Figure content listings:
********

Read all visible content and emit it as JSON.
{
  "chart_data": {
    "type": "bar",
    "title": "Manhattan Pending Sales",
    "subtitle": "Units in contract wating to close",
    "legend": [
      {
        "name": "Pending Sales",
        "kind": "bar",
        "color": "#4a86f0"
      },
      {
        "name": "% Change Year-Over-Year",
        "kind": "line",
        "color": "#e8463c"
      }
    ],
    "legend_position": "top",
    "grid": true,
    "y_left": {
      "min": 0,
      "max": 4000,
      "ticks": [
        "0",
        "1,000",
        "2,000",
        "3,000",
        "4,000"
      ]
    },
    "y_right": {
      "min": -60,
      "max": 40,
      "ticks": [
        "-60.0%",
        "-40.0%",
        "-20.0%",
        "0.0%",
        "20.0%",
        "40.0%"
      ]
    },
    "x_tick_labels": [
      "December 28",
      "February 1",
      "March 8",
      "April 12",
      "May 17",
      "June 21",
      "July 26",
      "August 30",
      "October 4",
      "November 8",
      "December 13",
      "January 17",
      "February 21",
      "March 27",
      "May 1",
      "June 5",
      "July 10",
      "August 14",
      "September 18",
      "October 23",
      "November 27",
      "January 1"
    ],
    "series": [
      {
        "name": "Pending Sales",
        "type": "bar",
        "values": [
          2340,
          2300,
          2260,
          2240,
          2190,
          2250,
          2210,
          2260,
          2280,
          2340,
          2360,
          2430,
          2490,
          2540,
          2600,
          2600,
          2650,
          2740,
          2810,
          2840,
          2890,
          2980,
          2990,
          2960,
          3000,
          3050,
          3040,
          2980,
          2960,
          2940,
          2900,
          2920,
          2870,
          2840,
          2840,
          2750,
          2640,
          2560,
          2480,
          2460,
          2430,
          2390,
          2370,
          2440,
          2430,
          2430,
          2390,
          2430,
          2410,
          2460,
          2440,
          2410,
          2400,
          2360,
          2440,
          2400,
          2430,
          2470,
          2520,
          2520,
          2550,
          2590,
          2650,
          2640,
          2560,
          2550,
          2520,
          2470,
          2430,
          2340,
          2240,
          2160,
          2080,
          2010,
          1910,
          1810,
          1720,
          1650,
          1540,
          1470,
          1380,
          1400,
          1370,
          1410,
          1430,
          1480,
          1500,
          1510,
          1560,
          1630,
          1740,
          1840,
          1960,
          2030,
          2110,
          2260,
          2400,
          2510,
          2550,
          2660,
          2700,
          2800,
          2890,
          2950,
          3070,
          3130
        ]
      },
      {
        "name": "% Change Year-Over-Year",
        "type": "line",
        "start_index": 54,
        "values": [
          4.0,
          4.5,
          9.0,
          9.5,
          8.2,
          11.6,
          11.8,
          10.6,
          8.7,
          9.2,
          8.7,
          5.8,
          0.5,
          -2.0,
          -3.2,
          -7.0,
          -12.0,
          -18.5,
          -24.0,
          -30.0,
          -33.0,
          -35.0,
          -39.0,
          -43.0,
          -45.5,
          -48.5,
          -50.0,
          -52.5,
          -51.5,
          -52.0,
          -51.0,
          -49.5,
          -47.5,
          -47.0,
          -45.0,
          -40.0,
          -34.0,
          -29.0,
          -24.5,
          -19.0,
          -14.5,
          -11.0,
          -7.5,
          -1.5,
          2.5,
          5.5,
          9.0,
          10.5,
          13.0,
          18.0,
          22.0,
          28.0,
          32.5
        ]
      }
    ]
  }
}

********

Please repeat all the records above exactly as they appear.

> _Problem solution_:
Read all visible content and emit it as JSON.
{
  "chart_data": {
    "type": "bar",
    "title": "Manhattan Pending Sales",
    "subtitle": "Units in contract wating to close",
    "legend": [
      {
        "name": "Pending Sales",
        "kind": "bar",
        "color": "#4a86f0"
      },
      {
        "name": "% Change Year-Over-Year",
        "kind": "line",
        "color": "#e8463c"
      }
    ],
    "legend_position": "top",
    "grid": true,
    "y_left": {
      "min": 0,
      "max": 4000,
      "ticks": [
        "0",
        "1,000",
        "2,000",
        "3,000",
        "4,000"
      ]
    },
    "y_right": {
      "min": -60,
      "max": 40,
      "ticks": [
        "-60.0%",
        "-40.0%",
        "-20.0%",
        "0.0%",
        "20.0%",
        "40.0%"
      ]
    },
    "x_tick_labels": [
      "December 28",
      "February 1",
      "March 8",
      "April 12",
      "May 17",
      "June 21",
      "July 26",
      "August 30",
      "October 4",
      "November 8",
      "December 13",
      "January 17",
      "February 21",
      "March 27",
      "May 1",
      "June 5",
      "July 10",
      "August 14",
      "September 18",
      "October 23",
      "November 27",
      "January 1"
    ],
    "series": [
      {
        "name": "Pending Sales",
        "type": "bar",
        "values": [
          2340,
          2300,
          2260,
          2240,
          2190,
          2250,
          2210,
          2260,
          2280,
          2340,
          2360,
          2430,
          2490,
          2540,
          2600,
          2600,
          2650,
          2740,
          2810,
          2840,
          2890,
          2980,
          2990,
          2960,
          3000,
          3050,
          3040,
          2980,
          2960,
          2940,
          2900,
          2920,
          2870,
          2840,
          2840,
          2750,
          2640,
          2560,
          2480,
          2460,
          2430,
          2390,
          2370,
          2440,
          2430,
          2430,
          2390,
          2430,
          2410,
          2460,
          2440,
          2410,
          2400,
          2360,
          2440,
          2400,
          2430,
          2470,
          2520,
          2520,
          2550,
          2590,
          2650,
          2640,
          2560,
          2550,
          2520,
          2470,
          2430,
          2340,
          2240,
          2160,
          2080,
          2010,
          1910,
          1810,
          1720,
          1650,
          1540,
          1470,
          1380,
          1400,
          1370,
          1410,
          1430,
          1480,
          1500,
          1510,
          1560,
          1630,
          1740,
          1840,
          1960,
          2030,
          2110,
          2260,
          2400,
          2510,
          2550,
          2660,
          2700,
          2800,
          2890,
          2950,
          3070,
          3130
        ]
      },
      {
        "name": "% Change Year-Over-Year",
        "type": "line",
        "start_index": 54,
        "values": [
          4.0,
          4.5,
          9.0,
          9.5,
          8.2,
          11.6,
          11.8,
          10.6,
          8.7,
          9.2,
          8.7,
          5.8,
          0.5,
          -2.0,
          -3.2,
          -7.0,
          -12.0,
          -18.5,
          -24.0,
          -30.0,
          -33.0,
          -35.0,
          -39.0,
          -43.0,
          -45.5,
          -48.5,
          -50.0,
          -52.5,
          -51.5,
          -52.0,
          -51.0,
          -49.5,
          -47.5,
          -47.0,
          -45.0,
          -40.0,
          -34.0,
          -29.0,
          -24.5,
          -19.0,
          -14.5,
          -11.0,
          -7.5,
          -1.5,
          2.5,
          5.5,
          9.0,
          10.5,
          13.0,
          18.0,
          22.0,
          28.0,
          32.5
        ]
      }
    ]
  }
}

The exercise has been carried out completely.